>> START SOURCE EXCERPT

Fig. 3. Average STFT- and Mel-Spectrograms of each class

When looking at the individual histograms in Fig. 3, the spectrum is significantly more unstable in the congested state compared to the free or full state. It is also noticeable that the higher frequency ranges, especially from 14 kHz, are slightly more dominant in the congested state. This characteristic could indicate a more intense presence of specific acoustic elements in this scenario, for example the more frequent occurrence of horn tones or the sound of the brakes grinding. In addition, Fig. 3.b shows a slight increase in the amplitude values at a frequency of around 750 Hz in free traffic.

Overall, the three classes show a clear similarity, which was to be expected given the averaging applied over all data points of each class.

#### IV. PREPARE THE DATA FOR MACHINE LEARNING ALGORITHMS

#### A. Balance the data

Despite an overall balanced class distribution, the number of data points per class is equalized by reducing the data points of the overrepresented classes. This ensures that each class is equally represented in the data set. This can avoid distortions in model performance, as the model may tend to learn the more frequent class better and neglect the rare classes [2].

#### B. Factorize the labels

Since most machine learning algorithms prefer numbers [2], the different classes, i.e. their labels, which are previously stored as strings, are factorized to numerical values from 0-2.

#### C. MFCC - Mel Frequency Cepstral Coefficients

For correct classification of audio samples, it is important that the statistical data show a small variation within the respective class and differ clearly from the statistical data of other classes. In general, spectral information is extracted from the audio signal to use this data as features. This is done using a Short-Time Fourier Transform (STFT). It is defined as follows:

$$X(\tau,\omega) = \int_{-\infty}^{\infty} x(t) \cdot \omega(t-\tau) \cdot e^{-j\omega t} dt \qquad (1)$$

Where x(t) is the input signal in the time domain, with t as the time variable.  $\omega(t - \tau)$  is the Hanning window applied to the signal to smooth the ends of the considered signal section to minimize artificial discontinuities [3].  $\tau$  is the shift of the window over the signal. [4]

The Mel spectrum is commonly used in speech recognition, music processing and other audio signal processing applications and can be used as input for various machine learning techniques to identify patterns in the audio data. It is generated by logarithmizing the intensity of the frequencies and normalizing them to a range of (normalized\_mel  $\in$  [-1,1]). This process involves the application of a non-linear Mel filter bank to generate the Mel spectrum from the linear spectrum. As shown in Fig. 4, the Mel filter bank consists of a series of triangular bandpass filters that overlap and are logarithmically distributed across the frequency band. Followed by a conversion of the intensities into Mel decibels (mel\_db). [5] [6]



Fig. 4. Mel filter bank [7]

Another common example as input for various machine learning methods are the Mel Frequency Cepstral Coefficients (MFCC). A cepstrum is the inverse Fourier transform of a logarithmized spectrum. The calculation of the MFCC involves the use of the "Mel spectrum". After the Mel spectrum has been generated, the Discrete Cosine Transform (DCT) is applied to it. This transformation is used to reduce the correlation between the Mel spectral bands and compress the most important information into a smaller number of coefficients. Several MFCCs together form an MFC (MEL-Frequency Cepstrum). [5] [6]

The sequential results of this process are visualized in Figure 5 using a single input sample.

>> END SOURCE EXCERPT
>> START PROVIDED INFORMATION

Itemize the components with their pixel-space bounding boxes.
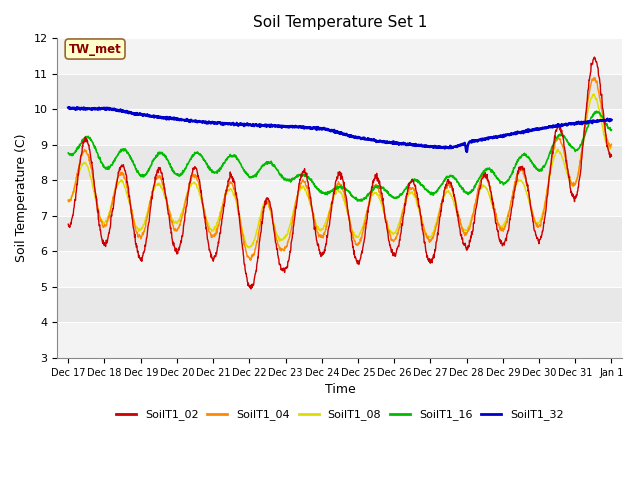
Bar	[58, 109, 622, 145]
X-axis label: Time: Time	[324, 383, 355, 396]
Bar	[58, 38, 622, 73]
Legend: SoilT1_02, SoilT1_04, SoilT1_08, SoilT1_16, SoilT1_32: SoilT1_02, SoilT1_04, SoilT1_08, SoilT1_…	[111, 405, 568, 425]
Bar	[58, 323, 622, 358]
Bar	[58, 252, 622, 287]
Title: Soil Temperature Set 1: Soil Temperature Set 1	[253, 15, 427, 30]
Text: TW_met: TW_met	[68, 43, 122, 56]
Y-axis label: Soil Temperature (C): Soil Temperature (C)	[15, 134, 28, 262]
Bar	[58, 180, 622, 216]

>> END PROVIDED INFORMATION

* [PROBLEM STATEMENT]:
Output, word for word, the passage of the text on traffic sound classification that opens with the words containing "Despite an overall" and closes with "rare classes [2].". The records are separate material, unrelated to the text on traffic sound classification.

* [REPLY]:
Despite an overall balanced class distribution, the number of data points per class is equalized by reducing the data points of the overrepresented classes. This ensures that each class is equally represented in the data set. This can avoid distortions in model performance, as the model may tend to learn the more frequent class better and neglect the rare classes [2].